Repeat the whole of the data, keeping every detail the same.
====
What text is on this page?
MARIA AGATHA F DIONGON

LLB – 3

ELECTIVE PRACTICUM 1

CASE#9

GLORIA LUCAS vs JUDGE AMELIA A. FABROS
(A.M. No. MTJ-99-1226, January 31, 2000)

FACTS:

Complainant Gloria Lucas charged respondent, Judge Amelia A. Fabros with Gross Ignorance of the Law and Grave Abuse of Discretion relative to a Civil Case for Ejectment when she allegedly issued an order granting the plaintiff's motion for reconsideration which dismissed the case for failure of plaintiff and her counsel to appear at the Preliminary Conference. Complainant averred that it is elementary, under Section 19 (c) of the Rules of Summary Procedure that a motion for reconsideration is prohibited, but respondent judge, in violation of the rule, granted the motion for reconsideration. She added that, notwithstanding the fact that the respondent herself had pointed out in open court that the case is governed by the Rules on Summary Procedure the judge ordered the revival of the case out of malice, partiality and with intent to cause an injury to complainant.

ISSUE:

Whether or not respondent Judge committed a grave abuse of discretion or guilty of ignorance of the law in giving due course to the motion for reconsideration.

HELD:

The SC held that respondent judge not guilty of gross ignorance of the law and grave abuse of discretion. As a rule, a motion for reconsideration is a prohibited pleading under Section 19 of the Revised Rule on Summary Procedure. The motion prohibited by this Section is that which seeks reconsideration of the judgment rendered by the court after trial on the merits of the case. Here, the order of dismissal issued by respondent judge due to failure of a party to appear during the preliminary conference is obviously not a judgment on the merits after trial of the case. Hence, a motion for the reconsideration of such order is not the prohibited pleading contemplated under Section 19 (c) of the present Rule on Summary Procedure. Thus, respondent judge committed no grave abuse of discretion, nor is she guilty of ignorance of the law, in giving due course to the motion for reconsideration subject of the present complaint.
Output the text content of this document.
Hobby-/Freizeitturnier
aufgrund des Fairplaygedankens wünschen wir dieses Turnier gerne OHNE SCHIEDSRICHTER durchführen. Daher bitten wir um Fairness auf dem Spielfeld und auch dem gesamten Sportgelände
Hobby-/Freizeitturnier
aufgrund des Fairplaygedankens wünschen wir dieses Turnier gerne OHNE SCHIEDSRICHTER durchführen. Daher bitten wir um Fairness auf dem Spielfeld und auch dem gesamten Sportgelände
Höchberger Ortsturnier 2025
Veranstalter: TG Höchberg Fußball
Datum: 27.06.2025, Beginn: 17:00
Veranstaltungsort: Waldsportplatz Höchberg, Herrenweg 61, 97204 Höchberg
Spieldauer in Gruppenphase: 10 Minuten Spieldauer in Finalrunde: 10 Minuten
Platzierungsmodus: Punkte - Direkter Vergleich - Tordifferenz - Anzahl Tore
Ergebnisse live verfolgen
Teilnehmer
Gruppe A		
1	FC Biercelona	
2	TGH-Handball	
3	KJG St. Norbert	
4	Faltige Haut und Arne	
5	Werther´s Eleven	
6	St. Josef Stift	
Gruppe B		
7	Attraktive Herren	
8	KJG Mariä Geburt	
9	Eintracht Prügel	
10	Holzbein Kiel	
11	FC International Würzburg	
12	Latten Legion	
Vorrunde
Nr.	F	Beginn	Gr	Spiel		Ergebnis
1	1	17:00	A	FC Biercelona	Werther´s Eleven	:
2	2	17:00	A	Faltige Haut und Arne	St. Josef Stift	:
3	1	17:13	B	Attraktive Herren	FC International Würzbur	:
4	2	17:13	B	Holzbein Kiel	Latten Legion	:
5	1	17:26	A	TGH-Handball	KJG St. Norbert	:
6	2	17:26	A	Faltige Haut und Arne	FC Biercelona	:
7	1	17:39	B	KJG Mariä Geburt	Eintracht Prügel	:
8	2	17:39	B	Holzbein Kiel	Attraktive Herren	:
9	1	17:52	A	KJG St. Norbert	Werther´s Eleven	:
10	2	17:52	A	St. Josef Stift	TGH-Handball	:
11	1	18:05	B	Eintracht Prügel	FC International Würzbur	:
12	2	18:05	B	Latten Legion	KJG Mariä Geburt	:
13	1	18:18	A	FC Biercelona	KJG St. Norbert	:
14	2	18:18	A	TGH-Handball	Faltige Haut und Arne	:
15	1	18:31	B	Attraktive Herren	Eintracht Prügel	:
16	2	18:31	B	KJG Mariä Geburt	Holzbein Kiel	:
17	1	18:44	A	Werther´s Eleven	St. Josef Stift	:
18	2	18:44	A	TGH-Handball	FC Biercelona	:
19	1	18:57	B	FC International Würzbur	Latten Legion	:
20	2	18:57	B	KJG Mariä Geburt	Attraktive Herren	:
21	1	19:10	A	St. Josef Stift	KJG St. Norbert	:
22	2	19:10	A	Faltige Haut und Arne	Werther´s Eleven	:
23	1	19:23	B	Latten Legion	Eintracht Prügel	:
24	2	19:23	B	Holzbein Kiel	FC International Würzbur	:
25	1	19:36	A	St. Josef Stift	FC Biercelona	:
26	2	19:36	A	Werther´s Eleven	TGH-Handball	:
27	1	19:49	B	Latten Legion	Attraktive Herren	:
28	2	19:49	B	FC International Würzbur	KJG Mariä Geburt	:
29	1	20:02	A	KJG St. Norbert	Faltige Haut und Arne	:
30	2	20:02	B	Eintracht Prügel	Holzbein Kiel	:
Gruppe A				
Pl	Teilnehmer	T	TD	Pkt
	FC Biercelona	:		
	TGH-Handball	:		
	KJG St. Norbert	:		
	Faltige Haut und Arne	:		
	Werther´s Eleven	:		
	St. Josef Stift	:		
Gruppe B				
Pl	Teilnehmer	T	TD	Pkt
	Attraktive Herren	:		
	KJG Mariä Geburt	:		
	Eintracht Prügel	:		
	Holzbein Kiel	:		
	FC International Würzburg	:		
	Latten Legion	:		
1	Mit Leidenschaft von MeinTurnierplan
====
▶ Result
What text is on this page?
MARIA AGATHA F DIONGON

LLB – 3

ELECTIVE PRACTICUM 1

CASE#9

GLORIA LUCAS vs JUDGE AMELIA A. FABROS
(A.M. No. MTJ-99-1226, January 31, 2000)

FACTS:

Complainant Gloria Lucas charged respondent, Judge Amelia A. Fabros with Gross Ignorance of the Law and Grave Abuse of Discretion relative to a Civil Case for Ejectment when she allegedly issued an order granting the plaintiff's motion for reconsideration which dismissed the case for failure of plaintiff and her counsel to appear at the Preliminary Conference. Complainant averred that it is elementary, under Section 19 (c) of the Rules of Summary Procedure that a motion for reconsideration is prohibited, but respondent judge, in violation of the rule, granted the motion for reconsideration. She added that, notwithstanding the fact that the respondent herself had pointed out in open court that the case is governed by the Rules on Summary Procedure the judge ordered the revival of the case out of malice, partiality and with intent to cause an injury to complainant.

ISSUE:

Whether or not respondent Judge committed a grave abuse of discretion or guilty of ignorance of the law in giving due course to the motion for reconsideration.

HELD:

The SC held that respondent judge not guilty of gross ignorance of the law and grave abuse of discretion. As a rule, a motion for reconsideration is a prohibited pleading under Section 19 of the Revised Rule on Summary Procedure. The motion prohibited by this Section is that which seeks reconsideration of the judgment rendered by the court after trial on the merits of the case. Here, the order of dismissal issued by respondent judge due to failure of a party to appear during the preliminary conference is obviously not a judgment on the merits after trial of the case. Hence, a motion for the reconsideration of such order is not the prohibited pleading contemplated under Section 19 (c) of the present Rule on Summary Procedure. Thus, respondent judge committed no grave abuse of discretion, nor is she guilty of ignorance of the law, in giving due course to the motion for reconsideration subject of the present complaint.
Output the text content of this document.
Hobby-/Freizeitturnier
aufgrund des Fairplaygedankens wünschen wir dieses Turnier gerne OHNE SCHIEDSRICHTER durchführen. Daher bitten wir um Fairness auf dem Spielfeld und auch dem gesamten Sportgelände
Hobby-/Freizeitturnier
aufgrund des Fairplaygedankens wünschen wir dieses Turnier gerne OHNE SCHIEDSRICHTER durchführen. Daher bitten wir um Fairness auf dem Spielfeld und auch dem gesamten Sportgelände
Höchberger Ortsturnier 2025
Veranstalter: TG Höchberg Fußball
Datum: 27.06.2025, Beginn: 17:00
Veranstaltungsort: Waldsportplatz Höchberg, Herrenweg 61, 97204 Höchberg
Spieldauer in Gruppenphase: 10 Minuten Spieldauer in Finalrunde: 10 Minuten
Platzierungsmodus: Punkte - Direkter Vergleich - Tordifferenz - Anzahl Tore
Ergebnisse live verfolgen
Teilnehmer
Gruppe A		
1	FC Biercelona	
2	TGH-Handball	
3	KJG St. Norbert	
4	Faltige Haut und Arne	
5	Werther´s Eleven	
6	St. Josef Stift	
Gruppe B		
7	Attraktive Herren	
8	KJG Mariä Geburt	
9	Eintracht Prügel	
10	Holzbein Kiel	
11	FC International Würzburg	
12	Latten Legion	
Vorrunde
Nr.	F	Beginn	Gr	Spiel		Ergebnis
1	1	17:00	A	FC Biercelona	Werther´s Eleven	:
2	2	17:00	A	Faltige Haut und Arne	St. Josef Stift	:
3	1	17:13	B	Attraktive Herren	FC International Würzbur	:
4	2	17:13	B	Holzbein Kiel	Latten Legion	:
5	1	17:26	A	TGH-Handball	KJG St. Norbert	:
6	2	17:26	A	Faltige Haut und Arne	FC Biercelona	:
7	1	17:39	B	KJG Mariä Geburt	Eintracht Prügel	:
8	2	17:39	B	Holzbein Kiel	Attraktive Herren	:
9	1	17:52	A	KJG St. Norbert	Werther´s Eleven	:
10	2	17:52	A	St. Josef Stift	TGH-Handball	:
11	1	18:05	B	Eintracht Prügel	FC International Würzbur	:
12	2	18:05	B	Latten Legion	KJG Mariä Geburt	:
13	1	18:18	A	FC Biercelona	KJG St. Norbert	:
14	2	18:18	A	TGH-Handball	Faltige Haut und Arne	:
15	1	18:31	B	Attraktive Herren	Eintracht Prügel	:
16	2	18:31	B	KJG Mariä Geburt	Holzbein Kiel	:
17	1	18:44	A	Werther´s Eleven	St. Josef Stift	:
18	2	18:44	A	TGH-Handball	FC Biercelona	:
19	1	18:57	B	FC International Würzbur	Latten Legion	:
20	2	18:57	B	KJG Mariä Geburt	Attraktive Herren	:
21	1	19:10	A	St. Josef Stift	KJG St. Norbert	:
22	2	19:10	A	Faltige Haut und Arne	Werther´s Eleven	:
23	1	19:23	B	Latten Legion	Eintracht Prügel	:
24	2	19:23	B	Holzbein Kiel	FC International Würzbur	:
25	1	19:36	A	St. Josef Stift	FC Biercelona	:
26	2	19:36	A	Werther´s Eleven	TGH-Handball	:
27	1	19:49	B	Latten Legion	Attraktive Herren	:
28	2	19:49	B	FC International Würzbur	KJG Mariä Geburt	:
29	1	20:02	A	KJG St. Norbert	Faltige Haut und Arne	:
30	2	20:02	B	Eintracht Prügel	Holzbein Kiel	:
Gruppe A				
Pl	Teilnehmer	T	TD	Pkt
	FC Biercelona	:		
	TGH-Handball	:		
	KJG St. Norbert	:		
	Faltige Haut und Arne	:		
	Werther´s Eleven	:		
	St. Josef Stift	:		
Gruppe B				
Pl	Teilnehmer	T	TD	Pkt
	Attraktive Herren	:		
	KJG Mariä Geburt	:		
	Eintracht Prügel	:		
	Holzbein Kiel	:		
	FC International Würzburg	:		
	Latten Legion	:		
1	Mit Leidenschaft von MeinTurnierplan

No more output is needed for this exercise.